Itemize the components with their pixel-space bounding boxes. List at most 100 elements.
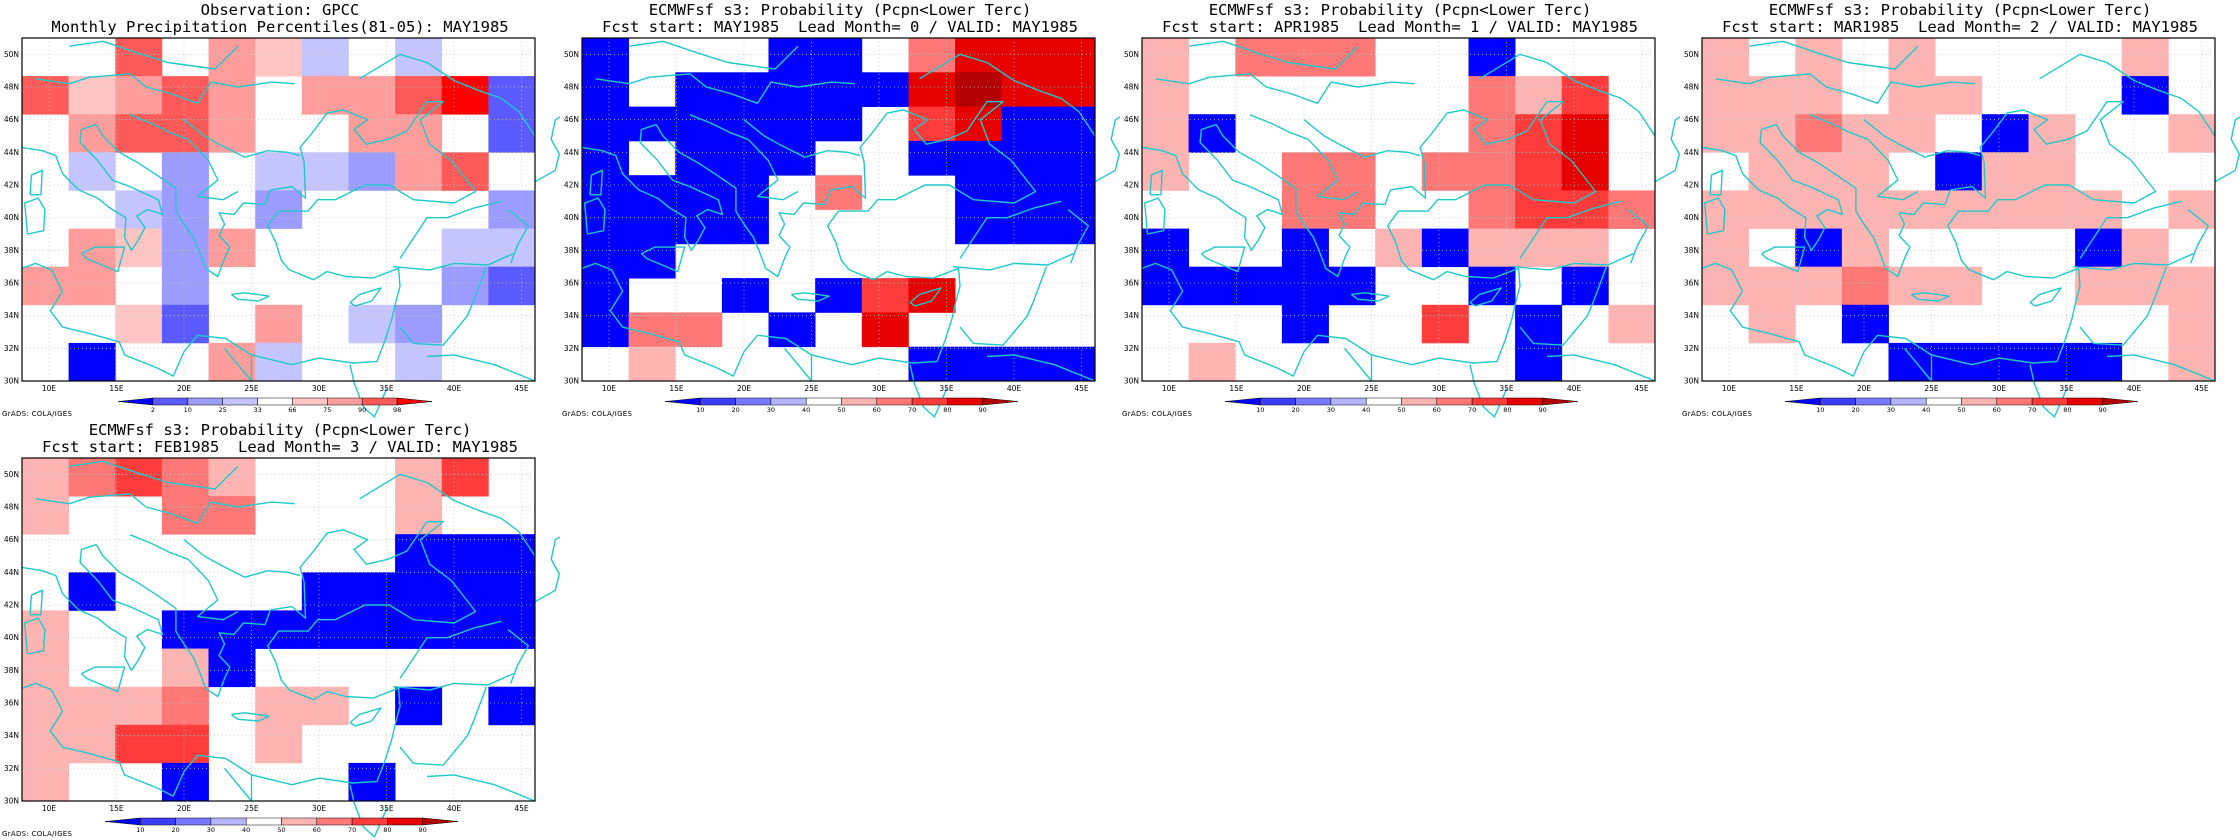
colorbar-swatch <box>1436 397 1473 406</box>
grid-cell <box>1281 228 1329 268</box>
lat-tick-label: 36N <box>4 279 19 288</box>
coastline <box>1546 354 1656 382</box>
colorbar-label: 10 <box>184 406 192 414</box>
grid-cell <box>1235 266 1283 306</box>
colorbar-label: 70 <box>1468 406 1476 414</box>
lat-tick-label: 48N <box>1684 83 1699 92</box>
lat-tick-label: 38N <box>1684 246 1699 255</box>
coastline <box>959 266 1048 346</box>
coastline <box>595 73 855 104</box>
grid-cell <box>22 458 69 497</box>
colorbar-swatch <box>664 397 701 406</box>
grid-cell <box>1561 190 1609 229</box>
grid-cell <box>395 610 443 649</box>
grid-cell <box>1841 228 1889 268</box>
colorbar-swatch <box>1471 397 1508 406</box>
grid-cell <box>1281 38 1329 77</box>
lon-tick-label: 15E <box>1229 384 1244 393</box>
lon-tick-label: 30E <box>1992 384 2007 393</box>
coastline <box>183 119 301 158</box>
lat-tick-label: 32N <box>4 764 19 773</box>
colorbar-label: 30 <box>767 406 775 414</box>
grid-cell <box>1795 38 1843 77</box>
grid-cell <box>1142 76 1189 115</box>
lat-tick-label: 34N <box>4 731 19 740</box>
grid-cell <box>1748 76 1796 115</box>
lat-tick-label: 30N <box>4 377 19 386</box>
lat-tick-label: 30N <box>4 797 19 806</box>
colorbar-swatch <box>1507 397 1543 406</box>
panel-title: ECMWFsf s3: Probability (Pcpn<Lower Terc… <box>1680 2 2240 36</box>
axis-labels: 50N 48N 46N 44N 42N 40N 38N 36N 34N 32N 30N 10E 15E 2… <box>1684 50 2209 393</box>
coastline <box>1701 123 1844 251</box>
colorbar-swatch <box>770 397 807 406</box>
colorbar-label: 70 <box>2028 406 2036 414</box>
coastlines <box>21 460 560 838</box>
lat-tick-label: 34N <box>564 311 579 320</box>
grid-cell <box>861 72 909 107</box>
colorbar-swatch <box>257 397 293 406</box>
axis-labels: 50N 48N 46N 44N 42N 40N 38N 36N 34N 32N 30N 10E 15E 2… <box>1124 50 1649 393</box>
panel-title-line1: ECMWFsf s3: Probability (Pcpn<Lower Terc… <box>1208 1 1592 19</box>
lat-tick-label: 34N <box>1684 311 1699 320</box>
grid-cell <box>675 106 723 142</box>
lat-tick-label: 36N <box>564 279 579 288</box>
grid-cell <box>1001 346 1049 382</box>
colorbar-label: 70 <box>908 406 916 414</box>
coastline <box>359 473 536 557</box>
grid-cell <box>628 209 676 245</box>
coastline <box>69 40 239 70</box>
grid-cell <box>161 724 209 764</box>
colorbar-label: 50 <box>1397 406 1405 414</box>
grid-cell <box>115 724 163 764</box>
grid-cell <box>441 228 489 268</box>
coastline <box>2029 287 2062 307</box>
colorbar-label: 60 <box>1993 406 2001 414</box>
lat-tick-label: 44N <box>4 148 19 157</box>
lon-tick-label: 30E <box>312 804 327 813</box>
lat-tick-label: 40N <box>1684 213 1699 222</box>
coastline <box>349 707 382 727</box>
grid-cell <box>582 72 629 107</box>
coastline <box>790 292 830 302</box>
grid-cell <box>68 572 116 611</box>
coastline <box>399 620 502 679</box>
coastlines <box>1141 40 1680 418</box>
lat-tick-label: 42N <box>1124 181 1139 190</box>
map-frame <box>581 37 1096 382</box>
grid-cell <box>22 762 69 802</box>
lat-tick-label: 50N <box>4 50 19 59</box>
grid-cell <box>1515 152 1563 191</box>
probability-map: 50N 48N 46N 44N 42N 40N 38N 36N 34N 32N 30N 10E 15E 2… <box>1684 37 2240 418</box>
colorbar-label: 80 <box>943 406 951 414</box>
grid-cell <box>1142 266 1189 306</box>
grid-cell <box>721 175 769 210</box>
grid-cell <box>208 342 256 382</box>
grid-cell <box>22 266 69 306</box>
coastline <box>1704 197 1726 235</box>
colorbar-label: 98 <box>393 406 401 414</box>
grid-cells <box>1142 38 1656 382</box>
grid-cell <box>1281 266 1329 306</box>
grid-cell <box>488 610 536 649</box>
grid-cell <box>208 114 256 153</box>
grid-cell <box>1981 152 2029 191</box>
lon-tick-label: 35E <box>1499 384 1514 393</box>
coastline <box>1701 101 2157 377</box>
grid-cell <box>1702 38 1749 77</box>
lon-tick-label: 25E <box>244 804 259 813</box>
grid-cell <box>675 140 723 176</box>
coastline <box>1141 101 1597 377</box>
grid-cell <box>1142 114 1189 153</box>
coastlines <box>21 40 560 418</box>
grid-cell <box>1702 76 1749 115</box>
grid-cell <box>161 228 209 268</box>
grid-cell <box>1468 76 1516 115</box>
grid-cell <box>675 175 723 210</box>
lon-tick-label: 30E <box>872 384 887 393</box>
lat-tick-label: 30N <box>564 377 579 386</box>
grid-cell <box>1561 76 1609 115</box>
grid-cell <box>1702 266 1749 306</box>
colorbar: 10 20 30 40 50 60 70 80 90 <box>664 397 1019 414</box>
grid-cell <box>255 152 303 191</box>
★ ★ ★
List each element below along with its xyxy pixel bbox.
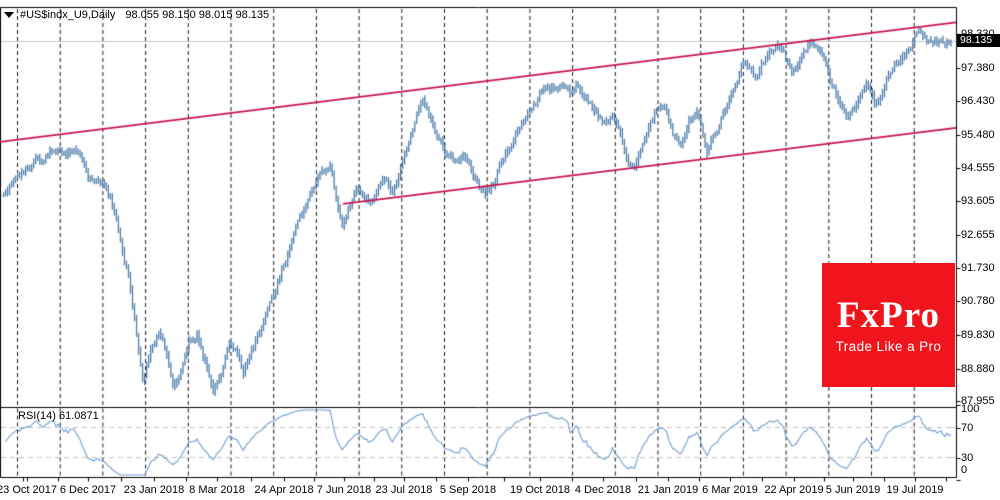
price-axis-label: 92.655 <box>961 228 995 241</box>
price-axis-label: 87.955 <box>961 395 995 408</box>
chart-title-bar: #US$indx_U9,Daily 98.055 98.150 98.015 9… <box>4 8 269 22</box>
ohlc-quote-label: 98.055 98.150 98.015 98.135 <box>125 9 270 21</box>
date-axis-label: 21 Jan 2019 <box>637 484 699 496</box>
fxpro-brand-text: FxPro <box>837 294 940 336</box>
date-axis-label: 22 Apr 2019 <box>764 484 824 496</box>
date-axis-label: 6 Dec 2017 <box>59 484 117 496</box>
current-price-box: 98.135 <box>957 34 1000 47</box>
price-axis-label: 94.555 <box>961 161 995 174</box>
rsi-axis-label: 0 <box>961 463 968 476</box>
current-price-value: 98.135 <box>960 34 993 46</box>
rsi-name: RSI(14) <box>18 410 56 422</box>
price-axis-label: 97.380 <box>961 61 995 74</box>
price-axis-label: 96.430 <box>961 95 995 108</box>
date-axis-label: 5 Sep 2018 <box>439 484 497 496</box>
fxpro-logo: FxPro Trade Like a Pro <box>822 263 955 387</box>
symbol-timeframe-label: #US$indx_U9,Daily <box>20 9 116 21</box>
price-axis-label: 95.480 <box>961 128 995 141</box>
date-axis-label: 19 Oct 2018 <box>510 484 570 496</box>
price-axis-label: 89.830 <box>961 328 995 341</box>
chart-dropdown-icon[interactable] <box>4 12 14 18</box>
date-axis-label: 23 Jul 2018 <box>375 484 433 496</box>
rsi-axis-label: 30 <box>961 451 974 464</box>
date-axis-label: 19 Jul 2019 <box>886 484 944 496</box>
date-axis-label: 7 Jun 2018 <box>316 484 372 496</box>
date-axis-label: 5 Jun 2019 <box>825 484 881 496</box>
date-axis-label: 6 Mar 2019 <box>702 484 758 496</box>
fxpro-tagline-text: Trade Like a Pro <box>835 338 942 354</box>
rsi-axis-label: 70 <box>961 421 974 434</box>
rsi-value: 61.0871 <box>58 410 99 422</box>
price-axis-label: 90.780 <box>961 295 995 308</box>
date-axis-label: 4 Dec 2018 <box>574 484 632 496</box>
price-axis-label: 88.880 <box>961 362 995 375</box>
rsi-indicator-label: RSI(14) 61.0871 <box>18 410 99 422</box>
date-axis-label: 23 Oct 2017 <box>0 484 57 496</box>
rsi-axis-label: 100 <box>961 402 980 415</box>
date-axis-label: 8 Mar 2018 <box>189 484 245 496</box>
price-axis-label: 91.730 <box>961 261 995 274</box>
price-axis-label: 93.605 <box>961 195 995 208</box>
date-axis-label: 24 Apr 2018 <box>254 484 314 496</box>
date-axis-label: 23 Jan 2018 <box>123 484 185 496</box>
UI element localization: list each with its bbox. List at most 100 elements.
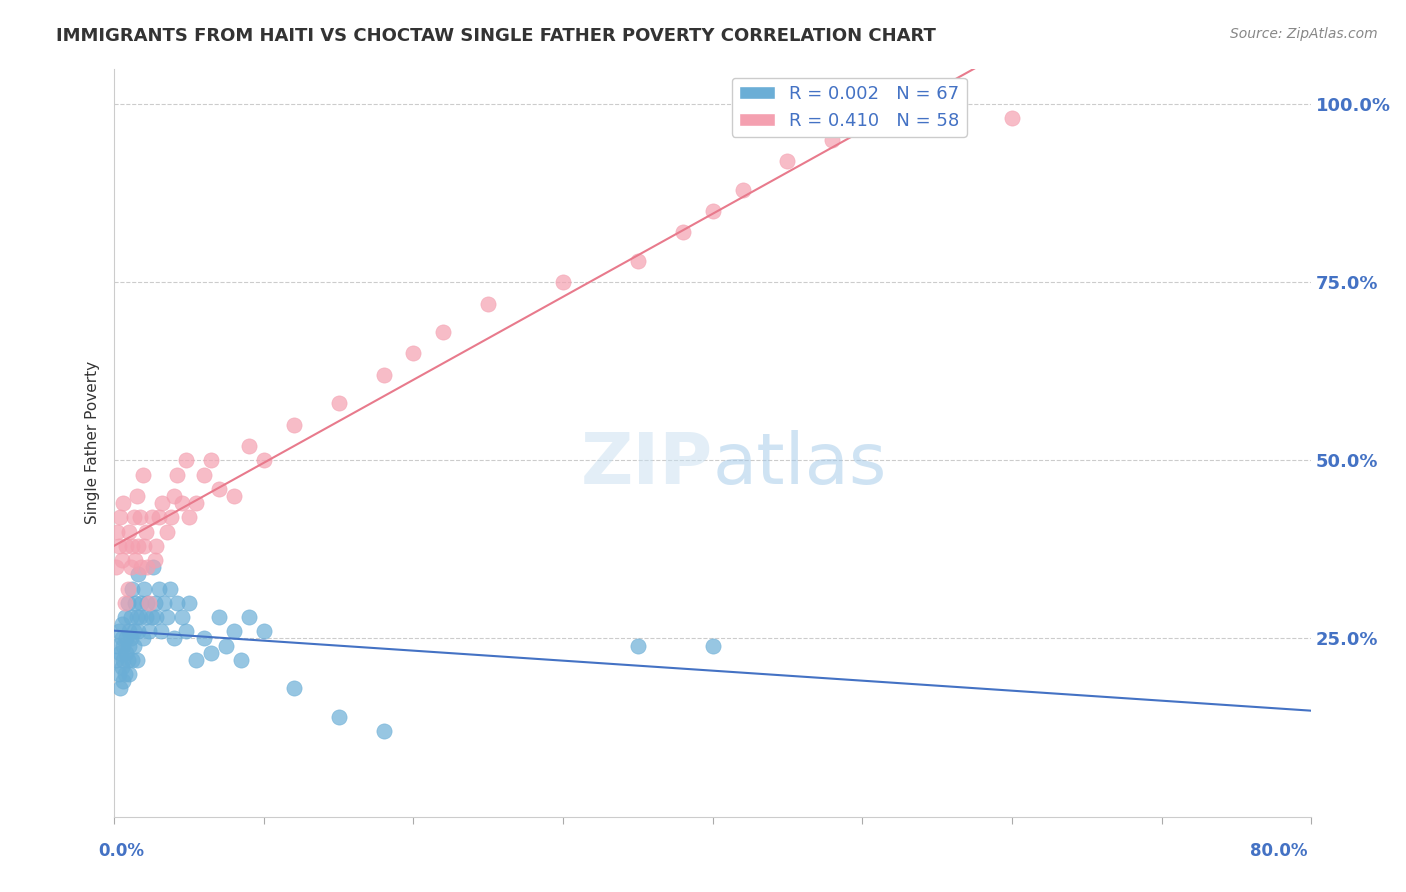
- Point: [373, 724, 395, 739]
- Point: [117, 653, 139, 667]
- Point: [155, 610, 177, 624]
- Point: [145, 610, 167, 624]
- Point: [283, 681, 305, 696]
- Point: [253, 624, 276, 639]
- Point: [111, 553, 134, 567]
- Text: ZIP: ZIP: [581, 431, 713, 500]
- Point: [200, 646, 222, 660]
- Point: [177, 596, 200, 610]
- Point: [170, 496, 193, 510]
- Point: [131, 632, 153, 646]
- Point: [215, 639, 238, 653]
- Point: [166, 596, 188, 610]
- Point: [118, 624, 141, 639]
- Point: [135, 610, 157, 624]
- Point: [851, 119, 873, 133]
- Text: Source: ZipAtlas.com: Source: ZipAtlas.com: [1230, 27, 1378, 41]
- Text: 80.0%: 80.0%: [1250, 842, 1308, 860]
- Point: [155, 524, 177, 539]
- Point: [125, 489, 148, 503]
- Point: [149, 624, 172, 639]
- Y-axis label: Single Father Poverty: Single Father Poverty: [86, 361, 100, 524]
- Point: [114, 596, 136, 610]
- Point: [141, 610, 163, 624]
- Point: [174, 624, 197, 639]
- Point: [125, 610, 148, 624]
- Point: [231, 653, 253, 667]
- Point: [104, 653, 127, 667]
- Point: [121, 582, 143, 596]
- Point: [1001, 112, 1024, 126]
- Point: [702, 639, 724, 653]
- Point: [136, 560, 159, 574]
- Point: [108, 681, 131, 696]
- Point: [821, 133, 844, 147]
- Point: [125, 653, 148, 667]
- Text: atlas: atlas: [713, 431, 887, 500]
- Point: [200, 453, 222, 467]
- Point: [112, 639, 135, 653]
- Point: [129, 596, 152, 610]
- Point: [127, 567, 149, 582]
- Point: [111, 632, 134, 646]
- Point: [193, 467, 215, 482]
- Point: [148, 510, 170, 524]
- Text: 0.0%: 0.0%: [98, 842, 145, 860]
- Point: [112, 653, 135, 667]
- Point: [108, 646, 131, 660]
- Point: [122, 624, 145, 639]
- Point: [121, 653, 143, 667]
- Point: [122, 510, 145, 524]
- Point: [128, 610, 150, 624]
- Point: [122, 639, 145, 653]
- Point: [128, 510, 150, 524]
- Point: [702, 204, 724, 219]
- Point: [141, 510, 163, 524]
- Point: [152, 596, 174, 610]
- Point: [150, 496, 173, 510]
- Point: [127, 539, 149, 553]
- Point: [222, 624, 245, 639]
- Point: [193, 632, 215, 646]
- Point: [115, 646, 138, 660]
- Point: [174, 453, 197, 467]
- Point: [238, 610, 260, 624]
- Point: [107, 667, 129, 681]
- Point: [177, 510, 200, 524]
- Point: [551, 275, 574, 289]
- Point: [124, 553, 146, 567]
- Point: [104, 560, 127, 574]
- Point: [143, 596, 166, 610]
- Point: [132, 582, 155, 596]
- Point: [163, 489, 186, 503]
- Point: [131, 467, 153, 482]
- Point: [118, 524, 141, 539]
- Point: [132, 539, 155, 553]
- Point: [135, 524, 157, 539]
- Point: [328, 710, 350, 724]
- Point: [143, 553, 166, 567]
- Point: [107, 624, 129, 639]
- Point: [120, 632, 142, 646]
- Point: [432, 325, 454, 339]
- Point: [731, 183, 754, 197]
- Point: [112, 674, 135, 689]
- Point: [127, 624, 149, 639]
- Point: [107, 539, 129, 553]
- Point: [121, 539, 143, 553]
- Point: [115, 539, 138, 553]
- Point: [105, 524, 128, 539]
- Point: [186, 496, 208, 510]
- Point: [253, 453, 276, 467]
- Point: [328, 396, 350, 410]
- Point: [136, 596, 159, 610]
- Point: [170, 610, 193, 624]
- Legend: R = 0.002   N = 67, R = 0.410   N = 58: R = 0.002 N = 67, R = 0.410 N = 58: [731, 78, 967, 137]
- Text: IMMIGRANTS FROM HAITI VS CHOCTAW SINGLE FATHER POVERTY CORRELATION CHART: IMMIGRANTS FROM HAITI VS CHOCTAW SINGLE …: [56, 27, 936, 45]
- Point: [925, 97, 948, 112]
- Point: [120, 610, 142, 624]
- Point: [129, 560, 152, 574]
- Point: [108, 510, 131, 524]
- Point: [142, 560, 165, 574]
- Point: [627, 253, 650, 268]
★ ★ ★
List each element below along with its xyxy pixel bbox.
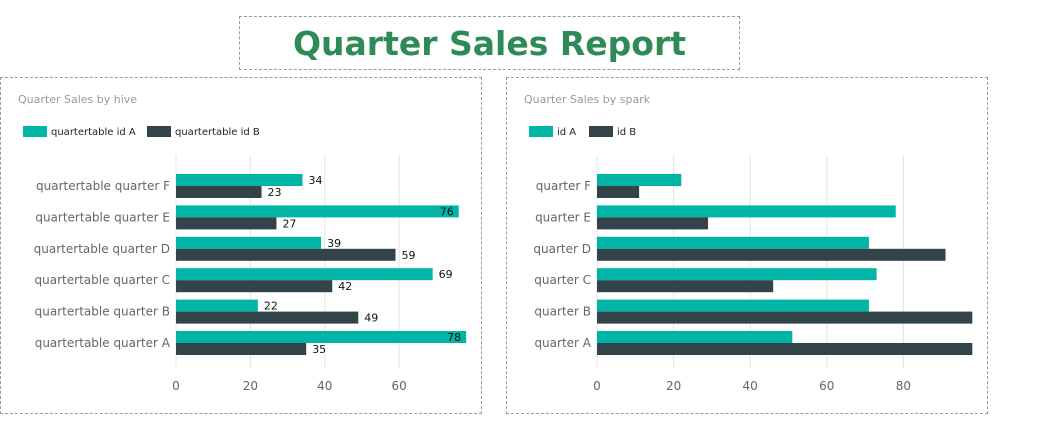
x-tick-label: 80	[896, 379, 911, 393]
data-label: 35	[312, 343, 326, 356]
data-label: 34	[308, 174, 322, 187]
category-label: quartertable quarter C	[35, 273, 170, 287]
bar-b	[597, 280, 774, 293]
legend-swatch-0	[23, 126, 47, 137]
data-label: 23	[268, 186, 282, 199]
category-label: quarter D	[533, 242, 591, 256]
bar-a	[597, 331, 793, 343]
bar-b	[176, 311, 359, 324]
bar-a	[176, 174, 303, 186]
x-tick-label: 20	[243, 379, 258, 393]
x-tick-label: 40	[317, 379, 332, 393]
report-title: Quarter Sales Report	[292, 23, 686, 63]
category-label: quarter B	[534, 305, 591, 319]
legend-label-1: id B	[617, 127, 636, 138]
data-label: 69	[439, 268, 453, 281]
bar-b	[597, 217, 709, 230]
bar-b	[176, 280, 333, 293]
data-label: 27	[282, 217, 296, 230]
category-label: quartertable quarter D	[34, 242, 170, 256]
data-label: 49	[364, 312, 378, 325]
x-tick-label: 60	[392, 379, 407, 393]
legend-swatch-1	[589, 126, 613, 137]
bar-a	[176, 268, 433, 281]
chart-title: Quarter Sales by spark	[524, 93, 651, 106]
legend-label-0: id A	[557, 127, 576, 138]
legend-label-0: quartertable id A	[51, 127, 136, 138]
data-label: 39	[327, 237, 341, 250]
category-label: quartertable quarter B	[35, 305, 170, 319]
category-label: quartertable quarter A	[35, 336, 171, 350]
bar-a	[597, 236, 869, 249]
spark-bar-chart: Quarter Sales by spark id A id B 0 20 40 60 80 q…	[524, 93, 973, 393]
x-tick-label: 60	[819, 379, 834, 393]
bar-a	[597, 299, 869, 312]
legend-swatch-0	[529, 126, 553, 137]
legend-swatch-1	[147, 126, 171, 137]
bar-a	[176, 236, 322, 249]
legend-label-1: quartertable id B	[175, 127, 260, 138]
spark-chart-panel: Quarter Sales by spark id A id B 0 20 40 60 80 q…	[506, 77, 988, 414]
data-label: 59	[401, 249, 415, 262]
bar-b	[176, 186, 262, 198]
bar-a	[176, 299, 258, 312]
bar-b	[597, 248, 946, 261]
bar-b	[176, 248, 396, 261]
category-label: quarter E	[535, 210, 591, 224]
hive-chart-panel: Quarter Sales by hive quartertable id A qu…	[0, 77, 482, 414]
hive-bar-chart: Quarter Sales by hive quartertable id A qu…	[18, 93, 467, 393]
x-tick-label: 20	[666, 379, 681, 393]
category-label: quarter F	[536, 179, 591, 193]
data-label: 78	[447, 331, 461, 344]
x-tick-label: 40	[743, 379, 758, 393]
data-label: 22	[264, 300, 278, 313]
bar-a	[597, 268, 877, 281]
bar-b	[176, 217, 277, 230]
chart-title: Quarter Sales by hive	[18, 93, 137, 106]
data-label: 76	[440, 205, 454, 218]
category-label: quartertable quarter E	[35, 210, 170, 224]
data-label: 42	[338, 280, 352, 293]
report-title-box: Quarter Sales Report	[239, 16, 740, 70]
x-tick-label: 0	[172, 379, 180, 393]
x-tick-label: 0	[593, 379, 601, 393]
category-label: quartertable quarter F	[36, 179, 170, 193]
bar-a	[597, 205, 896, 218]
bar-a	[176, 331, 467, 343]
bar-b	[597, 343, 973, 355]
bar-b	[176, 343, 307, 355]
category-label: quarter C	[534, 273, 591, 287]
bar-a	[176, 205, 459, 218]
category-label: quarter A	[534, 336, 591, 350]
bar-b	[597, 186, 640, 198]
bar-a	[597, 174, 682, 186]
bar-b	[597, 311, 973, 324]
★ ★ ★
[THE PROBLEM]:
Can you reproduce, character for character, the listing lines running from the one that contains "price-axis-label: 92.655 <box>961" through the one that contains "price-axis-label: 91.730 <box>961", with both end lines included?

[ANSWER TO THIS EXERCISE]:
price-axis-label: 92.655 <box>961 228 995 241</box>
price-axis-label: 87.955 <box>961 395 995 408</box>
chart-title-bar: #US$indx_U9,Daily 98.055 98.150 98.015 9… <box>4 8 269 22</box>
ohlc-quote-label: 98.055 98.150 98.015 98.135 <box>125 9 270 21</box>
date-axis-label: 21 Jan 2019 <box>637 484 699 496</box>
fxpro-brand-text: FxPro <box>837 294 940 336</box>
date-axis-label: 22 Apr 2019 <box>764 484 824 496</box>
date-axis-label: 6 Dec 2017 <box>59 484 117 496</box>
current-price-box: 98.135 <box>957 34 1000 47</box>
price-axis-label: 94.555 <box>961 161 995 174</box>
rsi-axis-label: 0 <box>961 463 968 476</box>
current-price-value: 98.135 <box>960 34 993 46</box>
rsi-name: RSI(14) <box>18 410 56 422</box>
price-axis-label: 97.380 <box>961 61 995 74</box>
price-axis-label: 96.430 <box>961 95 995 108</box>
date-axis-label: 5 Sep 2018 <box>439 484 497 496</box>
fxpro-logo: FxPro Trade Like a Pro <box>822 263 955 387</box>
symbol-timeframe-label: #US$indx_U9,Daily <box>20 9 116 21</box>
price-axis-label: 95.480 <box>961 128 995 141</box>
date-axis-label: 19 Oct 2018 <box>510 484 570 496</box>
price-axis-label: 89.830 <box>961 328 995 341</box>
chart-dropdown-icon[interactable] <box>4 12 14 18</box>
date-axis-label: 23 Jul 2018 <box>375 484 433 496</box>
rsi-axis-label: 30 <box>961 451 974 464</box>
date-axis-label: 19 Jul 2019 <box>886 484 944 496</box>
date-axis-label: 7 Jun 2018 <box>316 484 372 496</box>
date-axis-label: 5 Jun 2019 <box>825 484 881 496</box>
date-axis-label: 6 Mar 2019 <box>702 484 758 496</box>
fxpro-tagline-text: Trade Like a Pro <box>835 338 942 354</box>
rsi-axis-label: 70 <box>961 421 974 434</box>
rsi-value: 61.0871 <box>58 410 99 422</box>
price-axis-label: 90.780 <box>961 295 995 308</box>
date-axis-label: 4 Dec 2018 <box>574 484 632 496</box>
price-axis-label: 88.880 <box>961 362 995 375</box>
rsi-indicator-label: RSI(14) 61.0871 <box>18 410 99 422</box>
date-axis-label: 23 Oct 2017 <box>0 484 57 496</box>
rsi-axis-label: 100 <box>961 402 980 415</box>
date-axis-label: 8 Mar 2018 <box>189 484 245 496</box>
price-axis-label: 91.730 <box>961 261 995 274</box>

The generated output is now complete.